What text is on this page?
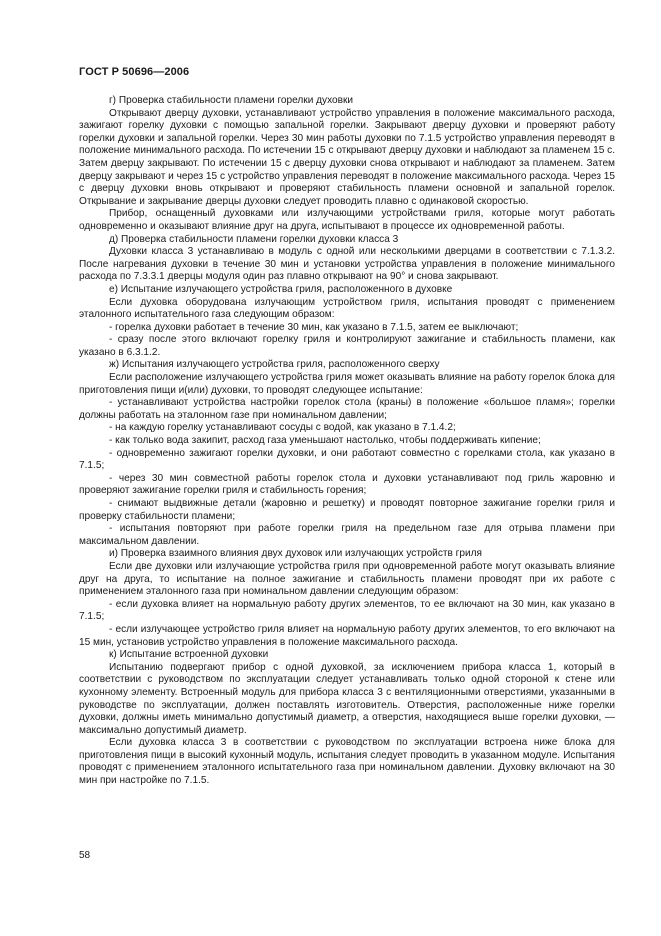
ГОСТ Р 50696—2006

г) Проверка стабильности пламени горелки духовки

Открывают дверцу духовки, устанавливают устройство управления в положение максимального расхода, зажигают горелку духовки с помощью запальной горелки. Закрывают дверцу духовки и проверяют работу горелки духовки и запальной горелки. Через 30 мин работы духовки по 7.1.5 устройство управления переводят в положение минимального расхода. По истечении 15 с открывают дверцу духовки и наблюдают за пламенем 15 с. Затем дверцу закрывают. По истечении 15 с дверцу духовки снова открывают и наблюдают за пламенем. Затем дверцу закрывают и через 15 с устройство управления переводят в положение максимального расхода. Через 15 с дверцу духовки вновь открывают и проверяют стабильность пламени основной и запальной горелок. Открывание и закрывание дверцы духовки следует проводить плавно с одинаковой скоростью.

Прибор, оснащенный духовками или излучающими устройствами гриля, которые могут работать одновременно и оказывают влияние друг на друга, испытывают в процессе их одновременной работы.

д) Проверка стабильности пламени горелки духовки класса 3

Духовки класса 3 устанавливаю в модуль с одной или несколькими дверцами в соответствии с 7.1.3.2. После нагревания духовки в течение 30 мин и установки устройства управления в положение минимального расхода по 7.3.3.1 дверцы модуля один раз плавно открывают на 90° и снова закрывают.

е) Испытание излучающего устройства гриля, расположенного в духовке

Если духовка оборудована излучающим устройством гриля, испытания проводят с применением эталонного испытательного газа следующим образом:

- горелка духовки работает в течение 30 мин, как указано в 7.1.5, затем ее выключают;

- сразу после этого включают горелку гриля и контролируют зажигание и стабильность пламени, как указано в 6.3.1.2.

ж) Испытания излучающего устройства гриля, расположенного сверху

Если расположение излучающего устройства гриля может оказывать влияние на работу горелок блока для приготовления пищи и(или) духовки, то проводят следующее испытание:

- устанавливают устройства настройки горелок стола (краны) в положение «большое пламя»; горелки должны работать на эталонном газе при номинальном давлении;

- на каждую горелку устанавливают сосуды с водой, как указано в 7.1.4.2;

- как только вода закипит, расход газа уменьшают настолько, чтобы поддерживать кипение;

- одновременно зажигают горелки духовки, и они работают совместно с горелками стола, как указано в 7.1.5;

- через 30 мин совместной работы горелок стола и духовки устанавливают под гриль жаровню и проверяют зажигание горелки гриля и стабильность горения;

- снимают выдвижные детали (жаровню и решетку) и проводят повторное зажигание горелки гриля и проверку стабильности пламени;

- испытания повторяют при работе горелки гриля на предельном газе для отрыва пламени при максимальном давлении.

и) Проверка взаимного влияния двух духовок или излучающих устройств гриля

Если две духовки или излучающие устройства гриля при одновременной работе могут оказывать влияние друг на друга, то испытание на полное зажигание и стабильность пламени проводят при их работе с применением эталонного газа при номинальном давлении следующим образом:

- если духовка влияет на нормальную работу других элементов, то ее включают на 30 мин, как указано в 7.1.5;

- если излучающее устройство гриля влияет на нормальную работу других элементов, то его включают на 15 мин, установив устройство управления в положение максимального расхода.

к) Испытание встроенной духовки

Испытанию подвергают прибор с одной духовкой, за исключением прибора класса 1, который в соответствии с руководством по эксплуатации следует устанавливать только одной стороной к стене или кухонному элементу. Встроенный модуль для прибора класса 3 с вентиляционными отверстиями, указанными в руководстве по эксплуатации, должен поставлять изготовитель. Отверстия, расположенные ниже горелки духовки, должны иметь минимально допустимый диаметр, а отверстия, находящиеся выше горелки духовки, — максимально допустимый диаметр.

Если духовка класса 3 в соответствии с руководством по эксплуатации встроена ниже блока для приготовления пищи в высокий кухонный модуль, испытания следует проводить в указанном модуле. Испытания проводят с применением эталонного испытательного газа при номинальном давлении. Духовку включают на 30 мин при настройке по 7.1.5.

58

- **Written request**
Return all the entries word for word, but omit any pictures they contain.

- **Exercise solution**
What text is on this page?
ГОСТ Р 50696—2006

г) Проверка стабильности пламени горелки духовки

Открывают дверцу духовки, устанавливают устройство управления в положение максимального расхода, зажигают горелку духовки с помощью запальной горелки. Закрывают дверцу духовки и проверяют работу горелки духовки и запальной горелки. Через 30 мин работы духовки по 7.1.5 устройство управления переводят в положение минимального расхода. По истечении 15 с открывают дверцу духовки и наблюдают за пламенем 15 с. Затем дверцу закрывают. По истечении 15 с дверцу духовки снова открывают и наблюдают за пламенем. Затем дверцу закрывают и через 15 с устройство управления переводят в положение максимального расхода. Через 15 с дверцу духовки вновь открывают и проверяют стабильность пламени основной и запальной горелок. Открывание и закрывание дверцы духовки следует проводить плавно с одинаковой скоростью.

Прибор, оснащенный духовками или излучающими устройствами гриля, которые могут работать одновременно и оказывают влияние друг на друга, испытывают в процессе их одновременной работы.

д) Проверка стабильности пламени горелки духовки класса 3

Духовки класса 3 устанавливаю в модуль с одной или несколькими дверцами в соответствии с 7.1.3.2. После нагревания духовки в течение 30 мин и установки устройства управления в положение минимального расхода по 7.3.3.1 дверцы модуля один раз плавно открывают на 90° и снова закрывают.

е) Испытание излучающего устройства гриля, расположенного в духовке

Если духовка оборудована излучающим устройством гриля, испытания проводят с применением эталонного испытательного газа следующим образом:

- горелка духовки работает в течение 30 мин, как указано в 7.1.5, затем ее выключают;

- сразу после этого включают горелку гриля и контролируют зажигание и стабильность пламени, как указано в 6.3.1.2.

ж) Испытания излучающего устройства гриля, расположенного сверху

Если расположение излучающего устройства гриля может оказывать влияние на работу горелок блока для приготовления пищи и(или) духовки, то проводят следующее испытание:

- устанавливают устройства настройки горелок стола (краны) в положение «большое пламя»; горелки должны работать на эталонном газе при номинальном давлении;

- на каждую горелку устанавливают сосуды с водой, как указано в 7.1.4.2;

- как только вода закипит, расход газа уменьшают настолько, чтобы поддерживать кипение;

- одновременно зажигают горелки духовки, и они работают совместно с горелками стола, как указано в 7.1.5;

- через 30 мин совместной работы горелок стола и духовки устанавливают под гриль жаровню и проверяют зажигание горелки гриля и стабильность горения;

- снимают выдвижные детали (жаровню и решетку) и проводят повторное зажигание горелки гриля и проверку стабильности пламени;

- испытания повторяют при работе горелки гриля на предельном газе для отрыва пламени при максимальном давлении.

и) Проверка взаимного влияния двух духовок или излучающих устройств гриля

Если две духовки или излучающие устройства гриля при одновременной работе могут оказывать влияние друг на друга, то испытание на полное зажигание и стабильность пламени проводят при их работе с применением эталонного газа при номинальном давлении следующим образом:

- если духовка влияет на нормальную работу других элементов, то ее включают на 30 мин, как указано в 7.1.5;

- если излучающее устройство гриля влияет на нормальную работу других элементов, то его включают на 15 мин, установив устройство управления в положение максимального расхода.

к) Испытание встроенной духовки

Испытанию подвергают прибор с одной духовкой, за исключением прибора класса 1, который в соответствии с руководством по эксплуатации следует устанавливать только одной стороной к стене или кухонному элементу. Встроенный модуль для прибора класса 3 с вентиляционными отверстиями, указанными в руководстве по эксплуатации, должен поставлять изготовитель. Отверстия, расположенные ниже горелки духовки, должны иметь минимально допустимый диаметр, а отверстия, находящиеся выше горелки духовки, — максимально допустимый диаметр.

Если духовка класса 3 в соответствии с руководством по эксплуатации встроена ниже блока для приготовления пищи в высокий кухонный модуль, испытания следует проводить в указанном модуле. Испытания проводят с применением эталонного испытательного газа при номинальном давлении. Духовку включают на 30 мин при настройке по 7.1.5.

58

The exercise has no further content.